__The problem__. Give the listing again character for character, but drop the images.

__Supplied records__.
- - - -
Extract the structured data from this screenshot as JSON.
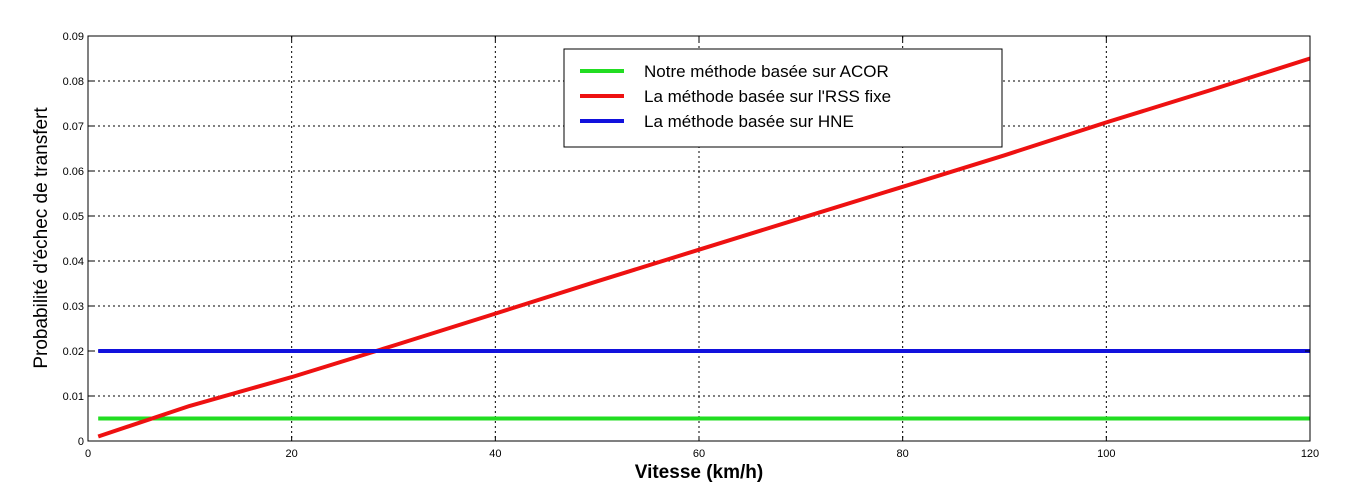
{
  "chart_data": {
    "type": "line",
    "title": "",
    "xlabel": "Vitesse (km/h)",
    "ylabel": "Probabilité d'échec de transfert",
    "xlim": [
      0,
      120
    ],
    "ylim": [
      0,
      0.09
    ],
    "x_ticks": [
      0,
      20,
      40,
      60,
      80,
      100,
      120
    ],
    "y_ticks": [
      0,
      0.01,
      0.02,
      0.03,
      0.04,
      0.05,
      0.06,
      0.07,
      0.08,
      0.09
    ],
    "grid": true,
    "legend_position": "top-center",
    "series": [
      {
        "name": "Notre méthode basée sur ACOR",
        "color": "#22dd22",
        "x": [
          1,
          120
        ],
        "y": [
          0.005,
          0.005
        ]
      },
      {
        "name": "La méthode basée sur l'RSS fixe",
        "color": "#ee1111",
        "x": [
          1,
          10,
          20,
          30,
          40,
          50,
          60,
          70,
          80,
          90,
          100,
          110,
          120
        ],
        "y": [
          0.001,
          0.0078,
          0.0142,
          0.0212,
          0.0283,
          0.0355,
          0.0425,
          0.0495,
          0.0565,
          0.0635,
          0.0708,
          0.0778,
          0.085
        ]
      },
      {
        "name": "La méthode basée sur HNE",
        "color": "#1111dd",
        "x": [
          1,
          120
        ],
        "y": [
          0.02,
          0.02
        ]
      }
    ]
  }
}
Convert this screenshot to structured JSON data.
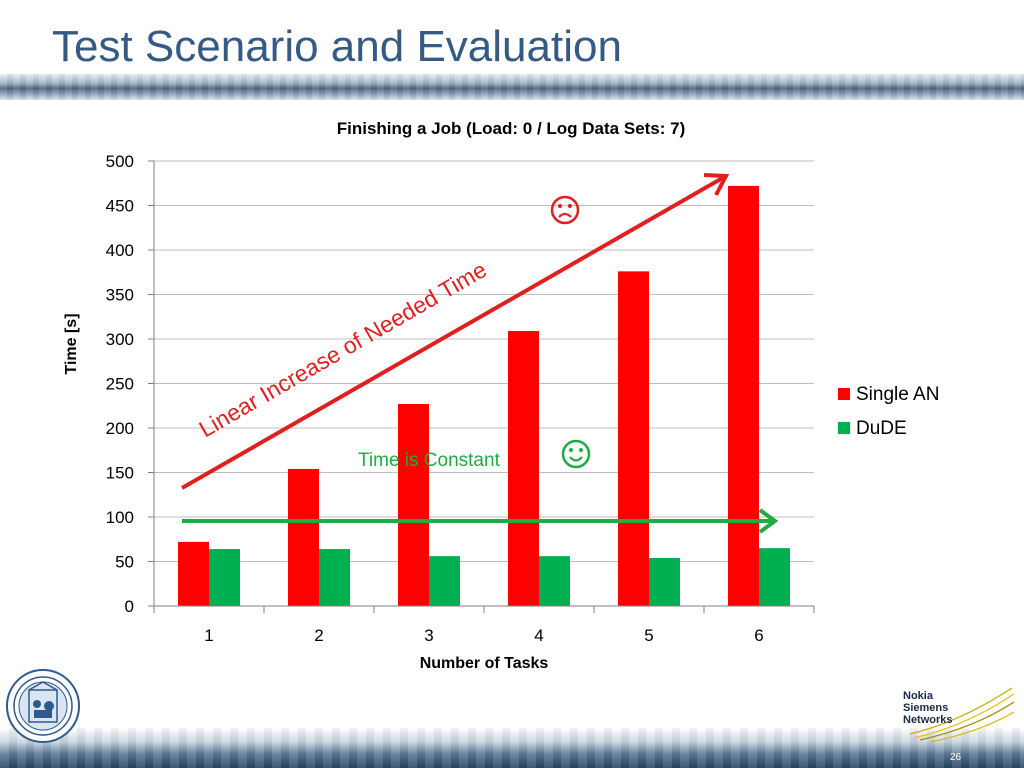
{
  "slide": {
    "title": "Test Scenario and Evaluation",
    "page_number": "26",
    "logo_text": "Nokia Siemens Networks"
  },
  "colors": {
    "title": "#355b85",
    "single_an": "#ff0000",
    "dude": "#00b050",
    "annotation_red": "#e02020",
    "annotation_green": "#22aa44"
  },
  "chart_data": {
    "type": "bar",
    "title": "Finishing a Job (Load: 0 / Log Data Sets: 7)",
    "xlabel": "Number of Tasks",
    "ylabel": "Time [s]",
    "ylim": [
      0,
      500
    ],
    "yticks": [
      0,
      50,
      100,
      150,
      200,
      250,
      300,
      350,
      400,
      450,
      500
    ],
    "categories": [
      "1",
      "2",
      "3",
      "4",
      "5",
      "6"
    ],
    "series": [
      {
        "name": "Single AN",
        "color": "#ff0000",
        "values": [
          72,
          154,
          227,
          309,
          376,
          472
        ]
      },
      {
        "name": "DuDE",
        "color": "#00b050",
        "values": [
          64,
          64,
          56,
          56,
          54,
          65
        ]
      }
    ],
    "grid": true,
    "legend": "right",
    "annotations": [
      {
        "text": "Linear Increase of Needed Time",
        "icon": "sad-face-icon",
        "color": "#e02020"
      },
      {
        "text": "Time is Constant",
        "icon": "smiley-face-icon",
        "color": "#22aa44"
      }
    ]
  }
}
- - - -
__Finished exercise__.
Extract the structured data from this screenshot as JSON.
{
  "chart_data": {
    "type": "line",
    "title": "",
    "xlabel": "Vitesse (km/h)",
    "ylabel": "Probabilité d'échec de transfert",
    "xlim": [
      0,
      120
    ],
    "ylim": [
      0,
      0.09
    ],
    "x_ticks": [
      0,
      20,
      40,
      60,
      80,
      100,
      120
    ],
    "y_ticks": [
      0,
      0.01,
      0.02,
      0.03,
      0.04,
      0.05,
      0.06,
      0.07,
      0.08,
      0.09
    ],
    "grid": true,
    "legend_position": "top-center",
    "series": [
      {
        "name": "Notre méthode basée sur ACOR",
        "color": "#22dd22",
        "x": [
          1,
          120
        ],
        "y": [
          0.005,
          0.005
        ]
      },
      {
        "name": "La méthode basée sur l'RSS fixe",
        "color": "#ee1111",
        "x": [
          1,
          10,
          20,
          30,
          40,
          50,
          60,
          70,
          80,
          90,
          100,
          110,
          120
        ],
        "y": [
          0.001,
          0.0078,
          0.0142,
          0.0212,
          0.0283,
          0.0355,
          0.0425,
          0.0495,
          0.0565,
          0.0635,
          0.0708,
          0.0778,
          0.085
        ]
      },
      {
        "name": "La méthode basée sur HNE",
        "color": "#1111dd",
        "x": [
          1,
          120
        ],
        "y": [
          0.02,
          0.02
        ]
      }
    ]
  }
}
Convert this screenshot to structured JSON data.
{
  "slide": {
    "title": "Test Scenario and Evaluation",
    "page_number": "26",
    "logo_text": "Nokia Siemens Networks"
  },
  "colors": {
    "title": "#355b85",
    "single_an": "#ff0000",
    "dude": "#00b050",
    "annotation_red": "#e02020",
    "annotation_green": "#22aa44"
  },
  "chart_data": {
    "type": "bar",
    "title": "Finishing a Job (Load: 0 / Log Data Sets: 7)",
    "xlabel": "Number of Tasks",
    "ylabel": "Time [s]",
    "ylim": [
      0,
      500
    ],
    "yticks": [
      0,
      50,
      100,
      150,
      200,
      250,
      300,
      350,
      400,
      450,
      500
    ],
    "categories": [
      "1",
      "2",
      "3",
      "4",
      "5",
      "6"
    ],
    "series": [
      {
        "name": "Single AN",
        "color": "#ff0000",
        "values": [
          72,
          154,
          227,
          309,
          376,
          472
        ]
      },
      {
        "name": "DuDE",
        "color": "#00b050",
        "values": [
          64,
          64,
          56,
          56,
          54,
          65
        ]
      }
    ],
    "grid": true,
    "legend": "right",
    "annotations": [
      {
        "text": "Linear Increase of Needed Time",
        "icon": "sad-face-icon",
        "color": "#e02020"
      },
      {
        "text": "Time is Constant",
        "icon": "smiley-face-icon",
        "color": "#22aa44"
      }
    ]
  }
}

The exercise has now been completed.